:: TASK GOAL ::
Retype each record below word for word. Leave the pictures out.

— START MATERIAL SUPPLIED —

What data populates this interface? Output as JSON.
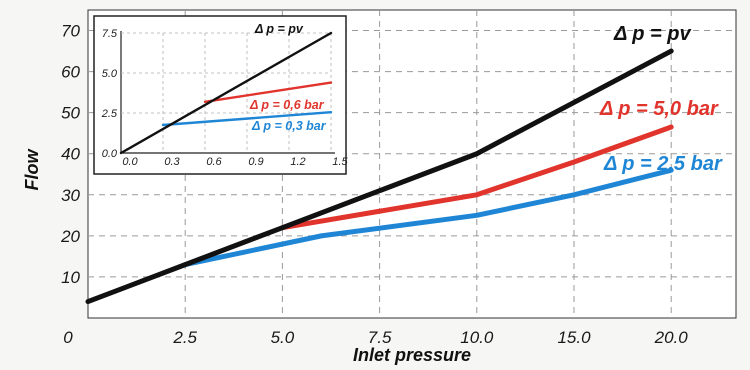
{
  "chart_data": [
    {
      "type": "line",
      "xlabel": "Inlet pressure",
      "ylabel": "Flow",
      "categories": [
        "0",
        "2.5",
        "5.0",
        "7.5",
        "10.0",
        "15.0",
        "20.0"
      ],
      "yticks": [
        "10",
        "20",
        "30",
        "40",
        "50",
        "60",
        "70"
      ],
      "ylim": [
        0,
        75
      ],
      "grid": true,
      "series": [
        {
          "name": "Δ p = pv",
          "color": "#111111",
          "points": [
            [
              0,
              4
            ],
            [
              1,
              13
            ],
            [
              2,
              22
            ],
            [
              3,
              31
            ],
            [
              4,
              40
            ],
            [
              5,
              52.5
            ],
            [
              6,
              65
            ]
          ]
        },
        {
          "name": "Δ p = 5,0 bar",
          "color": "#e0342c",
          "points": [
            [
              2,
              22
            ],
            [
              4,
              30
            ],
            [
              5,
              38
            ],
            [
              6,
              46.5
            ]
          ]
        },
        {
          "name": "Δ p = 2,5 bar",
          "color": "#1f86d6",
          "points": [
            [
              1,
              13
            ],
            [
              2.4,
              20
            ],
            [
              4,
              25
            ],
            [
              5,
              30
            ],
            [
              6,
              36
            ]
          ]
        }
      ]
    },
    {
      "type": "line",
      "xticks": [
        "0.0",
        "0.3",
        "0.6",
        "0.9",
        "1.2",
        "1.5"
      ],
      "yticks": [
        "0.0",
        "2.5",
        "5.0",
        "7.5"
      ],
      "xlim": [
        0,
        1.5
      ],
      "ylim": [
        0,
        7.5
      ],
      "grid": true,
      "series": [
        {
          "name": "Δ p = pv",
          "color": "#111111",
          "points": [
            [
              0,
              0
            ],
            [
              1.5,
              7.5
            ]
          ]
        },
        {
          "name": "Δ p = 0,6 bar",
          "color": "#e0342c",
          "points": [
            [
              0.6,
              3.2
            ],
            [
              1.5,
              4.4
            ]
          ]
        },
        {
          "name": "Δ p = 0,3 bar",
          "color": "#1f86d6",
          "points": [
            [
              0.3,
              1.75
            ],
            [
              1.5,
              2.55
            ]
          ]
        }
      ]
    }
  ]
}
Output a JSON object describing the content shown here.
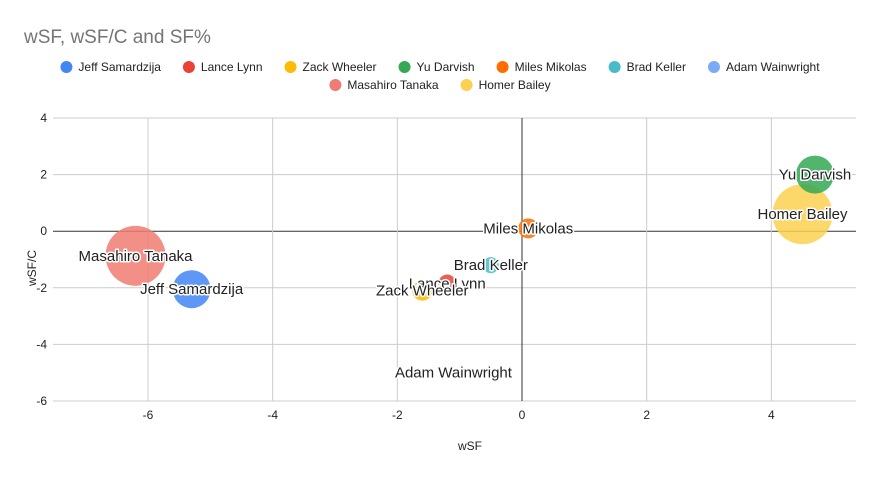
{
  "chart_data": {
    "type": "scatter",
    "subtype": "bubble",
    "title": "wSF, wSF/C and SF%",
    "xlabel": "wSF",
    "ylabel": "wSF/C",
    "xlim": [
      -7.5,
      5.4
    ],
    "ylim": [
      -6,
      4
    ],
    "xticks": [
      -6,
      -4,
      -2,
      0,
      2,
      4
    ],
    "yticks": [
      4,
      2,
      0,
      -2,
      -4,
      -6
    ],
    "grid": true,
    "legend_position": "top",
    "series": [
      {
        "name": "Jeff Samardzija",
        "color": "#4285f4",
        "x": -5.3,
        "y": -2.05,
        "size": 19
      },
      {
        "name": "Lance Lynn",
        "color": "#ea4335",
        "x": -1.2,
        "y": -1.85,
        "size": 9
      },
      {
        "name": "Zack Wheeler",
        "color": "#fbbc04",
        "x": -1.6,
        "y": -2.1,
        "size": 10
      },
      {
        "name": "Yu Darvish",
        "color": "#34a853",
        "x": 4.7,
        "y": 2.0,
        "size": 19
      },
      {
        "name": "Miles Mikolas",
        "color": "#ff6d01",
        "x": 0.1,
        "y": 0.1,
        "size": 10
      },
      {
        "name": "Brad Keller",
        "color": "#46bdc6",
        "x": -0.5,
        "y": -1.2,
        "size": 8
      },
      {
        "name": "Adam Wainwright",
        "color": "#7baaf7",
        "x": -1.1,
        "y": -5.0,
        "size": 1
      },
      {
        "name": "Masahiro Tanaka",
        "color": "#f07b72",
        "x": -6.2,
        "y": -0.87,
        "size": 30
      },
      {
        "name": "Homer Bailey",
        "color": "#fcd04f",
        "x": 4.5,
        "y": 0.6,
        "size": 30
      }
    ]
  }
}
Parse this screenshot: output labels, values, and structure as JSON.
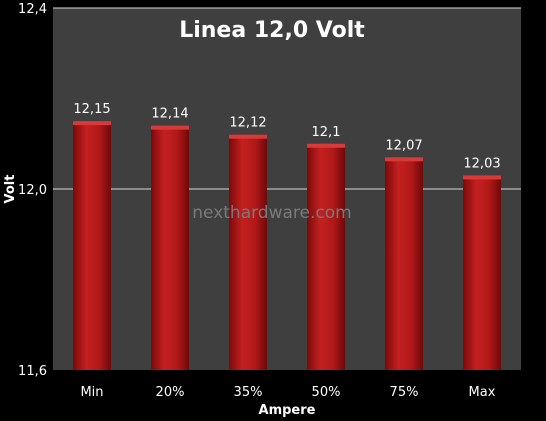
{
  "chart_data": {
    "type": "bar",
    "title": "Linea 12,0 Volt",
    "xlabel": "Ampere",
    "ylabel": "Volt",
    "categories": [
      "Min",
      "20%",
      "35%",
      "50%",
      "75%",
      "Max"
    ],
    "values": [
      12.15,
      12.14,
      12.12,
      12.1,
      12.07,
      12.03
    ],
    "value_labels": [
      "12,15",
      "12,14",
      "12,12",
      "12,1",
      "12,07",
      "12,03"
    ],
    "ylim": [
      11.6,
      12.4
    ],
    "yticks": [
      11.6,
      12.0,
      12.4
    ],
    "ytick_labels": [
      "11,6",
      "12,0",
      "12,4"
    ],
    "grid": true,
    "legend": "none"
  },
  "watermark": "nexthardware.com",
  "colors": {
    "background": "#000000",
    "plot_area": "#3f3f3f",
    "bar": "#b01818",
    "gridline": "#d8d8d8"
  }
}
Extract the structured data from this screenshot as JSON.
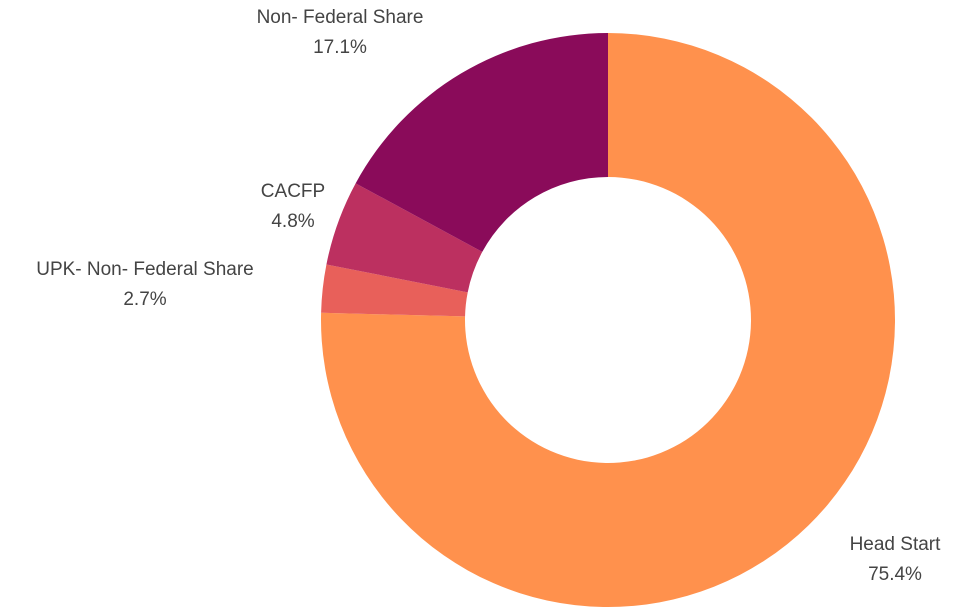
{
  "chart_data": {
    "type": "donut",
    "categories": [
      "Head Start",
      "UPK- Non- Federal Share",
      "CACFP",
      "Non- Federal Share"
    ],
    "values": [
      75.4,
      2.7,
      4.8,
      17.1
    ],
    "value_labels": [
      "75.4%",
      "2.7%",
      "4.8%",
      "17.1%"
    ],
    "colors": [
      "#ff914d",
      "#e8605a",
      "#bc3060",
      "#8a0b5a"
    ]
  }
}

— END MATERIAL SUPPLIED —

:: SOLUTION FOR THIS PROBLEM ::
What data populates this interface? Output as JSON.
{
  "chart_data": [
    {
      "type": "line",
      "xlabel": "Inlet pressure",
      "ylabel": "Flow",
      "categories": [
        "0",
        "2.5",
        "5.0",
        "7.5",
        "10.0",
        "15.0",
        "20.0"
      ],
      "yticks": [
        "10",
        "20",
        "30",
        "40",
        "50",
        "60",
        "70"
      ],
      "ylim": [
        0,
        75
      ],
      "grid": true,
      "series": [
        {
          "name": "Δ p = pv",
          "color": "#111111",
          "points": [
            [
              0,
              4
            ],
            [
              1,
              13
            ],
            [
              2,
              22
            ],
            [
              3,
              31
            ],
            [
              4,
              40
            ],
            [
              5,
              52.5
            ],
            [
              6,
              65
            ]
          ]
        },
        {
          "name": "Δ p = 5,0 bar",
          "color": "#e0342c",
          "points": [
            [
              2,
              22
            ],
            [
              4,
              30
            ],
            [
              5,
              38
            ],
            [
              6,
              46.5
            ]
          ]
        },
        {
          "name": "Δ p = 2,5 bar",
          "color": "#1f86d6",
          "points": [
            [
              1,
              13
            ],
            [
              2.4,
              20
            ],
            [
              4,
              25
            ],
            [
              5,
              30
            ],
            [
              6,
              36
            ]
          ]
        }
      ]
    },
    {
      "type": "line",
      "xticks": [
        "0.0",
        "0.3",
        "0.6",
        "0.9",
        "1.2",
        "1.5"
      ],
      "yticks": [
        "0.0",
        "2.5",
        "5.0",
        "7.5"
      ],
      "xlim": [
        0,
        1.5
      ],
      "ylim": [
        0,
        7.5
      ],
      "grid": true,
      "series": [
        {
          "name": "Δ p = pv",
          "color": "#111111",
          "points": [
            [
              0,
              0
            ],
            [
              1.5,
              7.5
            ]
          ]
        },
        {
          "name": "Δ p = 0,6 bar",
          "color": "#e0342c",
          "points": [
            [
              0.6,
              3.2
            ],
            [
              1.5,
              4.4
            ]
          ]
        },
        {
          "name": "Δ p = 0,3 bar",
          "color": "#1f86d6",
          "points": [
            [
              0.3,
              1.75
            ],
            [
              1.5,
              2.55
            ]
          ]
        }
      ]
    }
  ]
}
Output a JSON object describing the content shown here.
{
  "chart_data": {
    "type": "scatter",
    "subtype": "bubble",
    "title": "wSF, wSF/C and SF%",
    "xlabel": "wSF",
    "ylabel": "wSF/C",
    "xlim": [
      -7.5,
      5.4
    ],
    "ylim": [
      -6,
      4
    ],
    "xticks": [
      -6,
      -4,
      -2,
      0,
      2,
      4
    ],
    "yticks": [
      4,
      2,
      0,
      -2,
      -4,
      -6
    ],
    "grid": true,
    "legend_position": "top",
    "series": [
      {
        "name": "Jeff Samardzija",
        "color": "#4285f4",
        "x": -5.3,
        "y": -2.05,
        "size": 19
      },
      {
        "name": "Lance Lynn",
        "color": "#ea4335",
        "x": -1.2,
        "y": -1.85,
        "size": 9
      },
      {
        "name": "Zack Wheeler",
        "color": "#fbbc04",
        "x": -1.6,
        "y": -2.1,
        "size": 10
      },
      {
        "name": "Yu Darvish",
        "color": "#34a853",
        "x": 4.7,
        "y": 2.0,
        "size": 19
      },
      {
        "name": "Miles Mikolas",
        "color": "#ff6d01",
        "x": 0.1,
        "y": 0.1,
        "size": 10
      },
      {
        "name": "Brad Keller",
        "color": "#46bdc6",
        "x": -0.5,
        "y": -1.2,
        "size": 8
      },
      {
        "name": "Adam Wainwright",
        "color": "#7baaf7",
        "x": -1.1,
        "y": -5.0,
        "size": 1
      },
      {
        "name": "Masahiro Tanaka",
        "color": "#f07b72",
        "x": -6.2,
        "y": -0.87,
        "size": 30
      },
      {
        "name": "Homer Bailey",
        "color": "#fcd04f",
        "x": 4.5,
        "y": 0.6,
        "size": 30
      }
    ]
  }
}
Parse this screenshot: output labels, values, and structure as JSON.
{
  "chart_data": {
    "type": "bar",
    "title": "Linea 12,0 Volt",
    "xlabel": "Ampere",
    "ylabel": "Volt",
    "categories": [
      "Min",
      "20%",
      "35%",
      "50%",
      "75%",
      "Max"
    ],
    "values": [
      12.15,
      12.14,
      12.12,
      12.1,
      12.07,
      12.03
    ],
    "value_labels": [
      "12,15",
      "12,14",
      "12,12",
      "12,1",
      "12,07",
      "12,03"
    ],
    "ylim": [
      11.6,
      12.4
    ],
    "yticks": [
      11.6,
      12.0,
      12.4
    ],
    "ytick_labels": [
      "11,6",
      "12,0",
      "12,4"
    ],
    "grid": true,
    "legend": "none"
  },
  "watermark": "nexthardware.com",
  "colors": {
    "background": "#000000",
    "plot_area": "#3f3f3f",
    "bar": "#b01818",
    "gridline": "#d8d8d8"
  }
}
Extract the structured data from this screenshot as JSON.
{
  "chart_data": {
    "type": "donut",
    "categories": [
      "Head Start",
      "UPK- Non- Federal Share",
      "CACFP",
      "Non- Federal Share"
    ],
    "values": [
      75.4,
      2.7,
      4.8,
      17.1
    ],
    "value_labels": [
      "75.4%",
      "2.7%",
      "4.8%",
      "17.1%"
    ],
    "colors": [
      "#ff914d",
      "#e8605a",
      "#bc3060",
      "#8a0b5a"
    ]
  }
}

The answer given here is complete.